▸ **TASK INSTRUCTIONS**:
Keep only those lines of the records that include the string "прошедшего".

(Records from a collection)
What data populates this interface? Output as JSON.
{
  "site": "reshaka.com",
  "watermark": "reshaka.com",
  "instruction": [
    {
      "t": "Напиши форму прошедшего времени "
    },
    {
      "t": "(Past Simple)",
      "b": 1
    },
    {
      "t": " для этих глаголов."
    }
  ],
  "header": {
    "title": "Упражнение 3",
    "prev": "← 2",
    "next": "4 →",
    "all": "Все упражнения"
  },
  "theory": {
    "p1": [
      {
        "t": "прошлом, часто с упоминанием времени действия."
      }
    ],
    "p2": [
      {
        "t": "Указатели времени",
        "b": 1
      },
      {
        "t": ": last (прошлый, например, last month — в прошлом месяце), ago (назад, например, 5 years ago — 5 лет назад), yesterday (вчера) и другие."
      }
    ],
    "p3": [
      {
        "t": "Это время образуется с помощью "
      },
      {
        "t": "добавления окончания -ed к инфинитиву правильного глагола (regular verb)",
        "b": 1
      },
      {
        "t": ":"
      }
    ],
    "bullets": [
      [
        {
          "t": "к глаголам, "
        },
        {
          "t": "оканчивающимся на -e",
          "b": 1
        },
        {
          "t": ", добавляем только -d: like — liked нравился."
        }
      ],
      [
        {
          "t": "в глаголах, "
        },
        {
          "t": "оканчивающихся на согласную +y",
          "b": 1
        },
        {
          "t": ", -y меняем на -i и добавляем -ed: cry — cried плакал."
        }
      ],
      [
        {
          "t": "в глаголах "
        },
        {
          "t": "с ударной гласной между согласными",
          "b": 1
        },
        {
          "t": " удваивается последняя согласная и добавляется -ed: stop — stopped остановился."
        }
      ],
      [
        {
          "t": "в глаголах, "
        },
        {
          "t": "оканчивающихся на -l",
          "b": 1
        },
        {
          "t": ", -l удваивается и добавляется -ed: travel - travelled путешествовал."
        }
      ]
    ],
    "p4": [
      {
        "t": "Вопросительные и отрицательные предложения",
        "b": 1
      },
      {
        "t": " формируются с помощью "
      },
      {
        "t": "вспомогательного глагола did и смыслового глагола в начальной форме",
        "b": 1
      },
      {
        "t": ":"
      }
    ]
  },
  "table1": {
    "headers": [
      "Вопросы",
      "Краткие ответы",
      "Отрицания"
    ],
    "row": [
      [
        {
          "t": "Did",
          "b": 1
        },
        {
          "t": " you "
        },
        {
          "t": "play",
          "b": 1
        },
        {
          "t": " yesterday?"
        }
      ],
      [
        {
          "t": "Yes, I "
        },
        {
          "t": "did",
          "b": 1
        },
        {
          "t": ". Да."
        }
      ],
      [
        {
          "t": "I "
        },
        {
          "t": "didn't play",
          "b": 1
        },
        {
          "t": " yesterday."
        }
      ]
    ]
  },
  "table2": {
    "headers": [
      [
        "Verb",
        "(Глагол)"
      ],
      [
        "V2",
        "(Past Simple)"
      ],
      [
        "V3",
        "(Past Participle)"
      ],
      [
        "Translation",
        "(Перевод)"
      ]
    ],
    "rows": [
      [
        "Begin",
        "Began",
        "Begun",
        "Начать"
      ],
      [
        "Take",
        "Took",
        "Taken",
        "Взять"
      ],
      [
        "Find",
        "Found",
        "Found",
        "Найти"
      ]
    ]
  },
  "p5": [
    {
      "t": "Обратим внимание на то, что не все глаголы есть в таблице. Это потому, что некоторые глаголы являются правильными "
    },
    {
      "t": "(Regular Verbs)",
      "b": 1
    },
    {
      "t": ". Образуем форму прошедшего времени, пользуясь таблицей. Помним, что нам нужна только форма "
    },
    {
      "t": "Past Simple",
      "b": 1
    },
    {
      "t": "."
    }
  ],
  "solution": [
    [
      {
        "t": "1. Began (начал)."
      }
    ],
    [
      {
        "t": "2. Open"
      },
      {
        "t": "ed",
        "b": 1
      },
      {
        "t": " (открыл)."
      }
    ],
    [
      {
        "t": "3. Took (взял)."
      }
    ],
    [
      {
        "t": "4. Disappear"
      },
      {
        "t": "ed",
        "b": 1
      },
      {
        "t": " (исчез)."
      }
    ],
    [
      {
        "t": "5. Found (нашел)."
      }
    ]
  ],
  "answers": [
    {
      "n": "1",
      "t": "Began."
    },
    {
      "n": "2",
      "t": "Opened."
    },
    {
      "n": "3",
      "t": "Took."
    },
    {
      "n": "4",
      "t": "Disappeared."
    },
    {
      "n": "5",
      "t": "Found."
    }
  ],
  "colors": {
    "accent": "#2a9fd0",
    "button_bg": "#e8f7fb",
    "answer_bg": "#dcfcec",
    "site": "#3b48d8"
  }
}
==
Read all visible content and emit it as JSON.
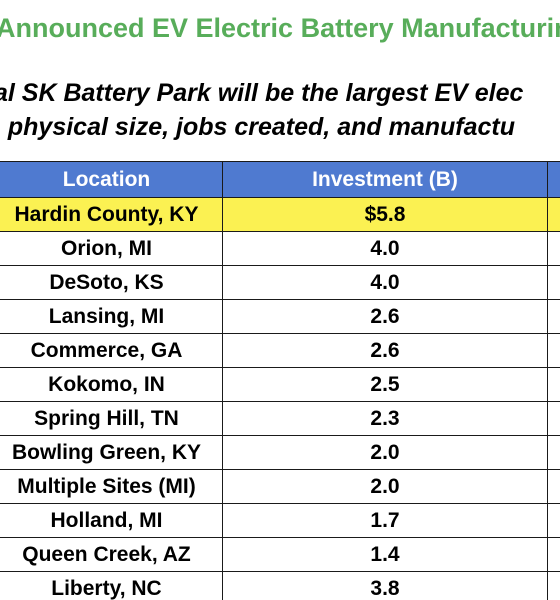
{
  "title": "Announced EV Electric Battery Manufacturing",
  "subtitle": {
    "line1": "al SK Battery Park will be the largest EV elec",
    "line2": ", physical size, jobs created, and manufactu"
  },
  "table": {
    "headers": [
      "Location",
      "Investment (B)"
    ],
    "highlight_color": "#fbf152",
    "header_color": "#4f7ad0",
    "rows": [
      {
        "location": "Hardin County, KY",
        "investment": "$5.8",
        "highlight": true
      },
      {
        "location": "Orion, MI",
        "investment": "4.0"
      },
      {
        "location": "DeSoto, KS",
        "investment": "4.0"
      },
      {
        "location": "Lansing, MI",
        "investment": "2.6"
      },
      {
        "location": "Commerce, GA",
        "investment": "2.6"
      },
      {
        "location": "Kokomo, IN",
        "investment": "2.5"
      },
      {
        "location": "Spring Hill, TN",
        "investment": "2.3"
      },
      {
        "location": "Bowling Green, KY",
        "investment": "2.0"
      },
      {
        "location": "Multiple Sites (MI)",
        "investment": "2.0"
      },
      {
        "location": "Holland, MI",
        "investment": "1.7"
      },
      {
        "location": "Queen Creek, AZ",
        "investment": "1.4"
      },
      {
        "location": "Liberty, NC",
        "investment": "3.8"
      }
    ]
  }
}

▸ **CORRECT ANSWER**:
      "t": "Напиши форму прошедшего времени "
      "t": ". Образуем форму прошедшего времени, пользуясь таблицей. Помним, что нам нужна только форма "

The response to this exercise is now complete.